Stored data
## begin
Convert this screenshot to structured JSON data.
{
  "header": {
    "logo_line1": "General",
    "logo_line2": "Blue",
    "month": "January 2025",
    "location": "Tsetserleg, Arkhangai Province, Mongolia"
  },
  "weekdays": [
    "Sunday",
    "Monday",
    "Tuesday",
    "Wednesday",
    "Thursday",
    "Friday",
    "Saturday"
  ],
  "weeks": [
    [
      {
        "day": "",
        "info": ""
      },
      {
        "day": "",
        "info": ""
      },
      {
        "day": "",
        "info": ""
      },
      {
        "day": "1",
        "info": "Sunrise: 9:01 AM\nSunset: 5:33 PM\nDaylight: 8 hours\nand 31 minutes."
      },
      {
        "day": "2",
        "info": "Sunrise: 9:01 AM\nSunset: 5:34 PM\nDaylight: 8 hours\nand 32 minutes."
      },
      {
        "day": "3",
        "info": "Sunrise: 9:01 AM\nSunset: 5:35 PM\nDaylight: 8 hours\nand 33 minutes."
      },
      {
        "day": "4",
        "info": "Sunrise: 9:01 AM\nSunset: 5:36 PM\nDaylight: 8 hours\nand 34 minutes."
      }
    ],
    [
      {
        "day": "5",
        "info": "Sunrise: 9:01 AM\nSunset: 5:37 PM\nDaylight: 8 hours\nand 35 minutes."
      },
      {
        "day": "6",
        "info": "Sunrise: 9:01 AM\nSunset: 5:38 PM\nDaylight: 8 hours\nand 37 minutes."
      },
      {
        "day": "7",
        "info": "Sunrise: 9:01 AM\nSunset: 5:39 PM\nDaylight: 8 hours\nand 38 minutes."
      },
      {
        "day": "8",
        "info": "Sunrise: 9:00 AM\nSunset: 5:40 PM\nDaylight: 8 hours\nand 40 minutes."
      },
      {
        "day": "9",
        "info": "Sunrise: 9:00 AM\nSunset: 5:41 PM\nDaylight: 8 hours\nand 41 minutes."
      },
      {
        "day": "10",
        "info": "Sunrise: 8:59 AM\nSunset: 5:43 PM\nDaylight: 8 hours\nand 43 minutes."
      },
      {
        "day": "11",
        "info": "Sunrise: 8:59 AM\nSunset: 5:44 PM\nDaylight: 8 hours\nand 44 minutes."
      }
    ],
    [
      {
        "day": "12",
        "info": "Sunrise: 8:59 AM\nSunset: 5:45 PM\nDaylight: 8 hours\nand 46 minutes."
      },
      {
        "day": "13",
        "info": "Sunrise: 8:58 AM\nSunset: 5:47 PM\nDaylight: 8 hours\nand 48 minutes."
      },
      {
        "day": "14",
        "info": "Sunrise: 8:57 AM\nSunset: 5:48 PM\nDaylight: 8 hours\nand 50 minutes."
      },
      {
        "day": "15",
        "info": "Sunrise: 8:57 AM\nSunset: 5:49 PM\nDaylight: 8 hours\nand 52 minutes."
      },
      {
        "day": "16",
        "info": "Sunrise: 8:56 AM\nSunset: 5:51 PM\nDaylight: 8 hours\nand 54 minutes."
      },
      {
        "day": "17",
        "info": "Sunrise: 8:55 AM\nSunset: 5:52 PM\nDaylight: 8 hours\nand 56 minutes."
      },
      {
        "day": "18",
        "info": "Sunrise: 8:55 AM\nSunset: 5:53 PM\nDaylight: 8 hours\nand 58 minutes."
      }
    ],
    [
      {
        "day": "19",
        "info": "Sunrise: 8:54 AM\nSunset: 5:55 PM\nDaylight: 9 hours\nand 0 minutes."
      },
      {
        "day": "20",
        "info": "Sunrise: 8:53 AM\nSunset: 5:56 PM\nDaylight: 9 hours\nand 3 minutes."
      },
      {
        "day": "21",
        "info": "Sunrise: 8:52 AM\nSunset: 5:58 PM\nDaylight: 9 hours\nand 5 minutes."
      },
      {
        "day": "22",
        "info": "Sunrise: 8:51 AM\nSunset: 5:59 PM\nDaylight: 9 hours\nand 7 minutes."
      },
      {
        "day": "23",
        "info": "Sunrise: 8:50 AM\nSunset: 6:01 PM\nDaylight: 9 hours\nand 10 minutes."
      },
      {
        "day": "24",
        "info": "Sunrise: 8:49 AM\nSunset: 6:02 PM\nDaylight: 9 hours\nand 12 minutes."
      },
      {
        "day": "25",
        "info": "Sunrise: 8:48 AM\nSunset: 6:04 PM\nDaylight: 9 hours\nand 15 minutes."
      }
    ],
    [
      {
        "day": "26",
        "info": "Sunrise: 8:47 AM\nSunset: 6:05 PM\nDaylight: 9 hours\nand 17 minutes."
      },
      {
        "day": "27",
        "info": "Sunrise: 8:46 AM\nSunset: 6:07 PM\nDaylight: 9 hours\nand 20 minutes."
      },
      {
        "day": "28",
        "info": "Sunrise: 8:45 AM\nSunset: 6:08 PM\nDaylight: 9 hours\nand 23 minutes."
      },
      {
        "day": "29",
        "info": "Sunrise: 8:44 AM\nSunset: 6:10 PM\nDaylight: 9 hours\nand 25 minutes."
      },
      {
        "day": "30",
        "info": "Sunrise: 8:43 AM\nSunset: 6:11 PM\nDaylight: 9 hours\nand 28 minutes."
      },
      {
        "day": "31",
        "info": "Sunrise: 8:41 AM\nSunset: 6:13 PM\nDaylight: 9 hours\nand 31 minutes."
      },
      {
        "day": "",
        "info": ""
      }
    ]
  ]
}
## end
_PROBLEM REQUIREMENTS_
The records above need to be transcribed in full. Keep every character unchanged.

_SOLUTION TO THE EXERCISE_
Convert this screenshot to structured JSON data.
{
  "header": {
    "logo_line1": "General",
    "logo_line2": "Blue",
    "month": "January 2025",
    "location": "Tsetserleg, Arkhangai Province, Mongolia"
  },
  "weekdays": [
    "Sunday",
    "Monday",
    "Tuesday",
    "Wednesday",
    "Thursday",
    "Friday",
    "Saturday"
  ],
  "weeks": [
    [
      {
        "day": "",
        "info": ""
      },
      {
        "day": "",
        "info": ""
      },
      {
        "day": "",
        "info": ""
      },
      {
        "day": "1",
        "info": "Sunrise: 9:01 AM\nSunset: 5:33 PM\nDaylight: 8 hours\nand 31 minutes."
      },
      {
        "day": "2",
        "info": "Sunrise: 9:01 AM\nSunset: 5:34 PM\nDaylight: 8 hours\nand 32 minutes."
      },
      {
        "day": "3",
        "info": "Sunrise: 9:01 AM\nSunset: 5:35 PM\nDaylight: 8 hours\nand 33 minutes."
      },
      {
        "day": "4",
        "info": "Sunrise: 9:01 AM\nSunset: 5:36 PM\nDaylight: 8 hours\nand 34 minutes."
      }
    ],
    [
      {
        "day": "5",
        "info": "Sunrise: 9:01 AM\nSunset: 5:37 PM\nDaylight: 8 hours\nand 35 minutes."
      },
      {
        "day": "6",
        "info": "Sunrise: 9:01 AM\nSunset: 5:38 PM\nDaylight: 8 hours\nand 37 minutes."
      },
      {
        "day": "7",
        "info": "Sunrise: 9:01 AM\nSunset: 5:39 PM\nDaylight: 8 hours\nand 38 minutes."
      },
      {
        "day": "8",
        "info": "Sunrise: 9:00 AM\nSunset: 5:40 PM\nDaylight: 8 hours\nand 40 minutes."
      },
      {
        "day": "9",
        "info": "Sunrise: 9:00 AM\nSunset: 5:41 PM\nDaylight: 8 hours\nand 41 minutes."
      },
      {
        "day": "10",
        "info": "Sunrise: 8:59 AM\nSunset: 5:43 PM\nDaylight: 8 hours\nand 43 minutes."
      },
      {
        "day": "11",
        "info": "Sunrise: 8:59 AM\nSunset: 5:44 PM\nDaylight: 8 hours\nand 44 minutes."
      }
    ],
    [
      {
        "day": "12",
        "info": "Sunrise: 8:59 AM\nSunset: 5:45 PM\nDaylight: 8 hours\nand 46 minutes."
      },
      {
        "day": "13",
        "info": "Sunrise: 8:58 AM\nSunset: 5:47 PM\nDaylight: 8 hours\nand 48 minutes."
      },
      {
        "day": "14",
        "info": "Sunrise: 8:57 AM\nSunset: 5:48 PM\nDaylight: 8 hours\nand 50 minutes."
      },
      {
        "day": "15",
        "info": "Sunrise: 8:57 AM\nSunset: 5:49 PM\nDaylight: 8 hours\nand 52 minutes."
      },
      {
        "day": "16",
        "info": "Sunrise: 8:56 AM\nSunset: 5:51 PM\nDaylight: 8 hours\nand 54 minutes."
      },
      {
        "day": "17",
        "info": "Sunrise: 8:55 AM\nSunset: 5:52 PM\nDaylight: 8 hours\nand 56 minutes."
      },
      {
        "day": "18",
        "info": "Sunrise: 8:55 AM\nSunset: 5:53 PM\nDaylight: 8 hours\nand 58 minutes."
      }
    ],
    [
      {
        "day": "19",
        "info": "Sunrise: 8:54 AM\nSunset: 5:55 PM\nDaylight: 9 hours\nand 0 minutes."
      },
      {
        "day": "20",
        "info": "Sunrise: 8:53 AM\nSunset: 5:56 PM\nDaylight: 9 hours\nand 3 minutes."
      },
      {
        "day": "21",
        "info": "Sunrise: 8:52 AM\nSunset: 5:58 PM\nDaylight: 9 hours\nand 5 minutes."
      },
      {
        "day": "22",
        "info": "Sunrise: 8:51 AM\nSunset: 5:59 PM\nDaylight: 9 hours\nand 7 minutes."
      },
      {
        "day": "23",
        "info": "Sunrise: 8:50 AM\nSunset: 6:01 PM\nDaylight: 9 hours\nand 10 minutes."
      },
      {
        "day": "24",
        "info": "Sunrise: 8:49 AM\nSunset: 6:02 PM\nDaylight: 9 hours\nand 12 minutes."
      },
      {
        "day": "25",
        "info": "Sunrise: 8:48 AM\nSunset: 6:04 PM\nDaylight: 9 hours\nand 15 minutes."
      }
    ],
    [
      {
        "day": "26",
        "info": "Sunrise: 8:47 AM\nSunset: 6:05 PM\nDaylight: 9 hours\nand 17 minutes."
      },
      {
        "day": "27",
        "info": "Sunrise: 8:46 AM\nSunset: 6:07 PM\nDaylight: 9 hours\nand 20 minutes."
      },
      {
        "day": "28",
        "info": "Sunrise: 8:45 AM\nSunset: 6:08 PM\nDaylight: 9 hours\nand 23 minutes."
      },
      {
        "day": "29",
        "info": "Sunrise: 8:44 AM\nSunset: 6:10 PM\nDaylight: 9 hours\nand 25 minutes."
      },
      {
        "day": "30",
        "info": "Sunrise: 8:43 AM\nSunset: 6:11 PM\nDaylight: 9 hours\nand 28 minutes."
      },
      {
        "day": "31",
        "info": "Sunrise: 8:41 AM\nSunset: 6:13 PM\nDaylight: 9 hours\nand 31 minutes."
      },
      {
        "day": "",
        "info": ""
      }
    ]
  ]
}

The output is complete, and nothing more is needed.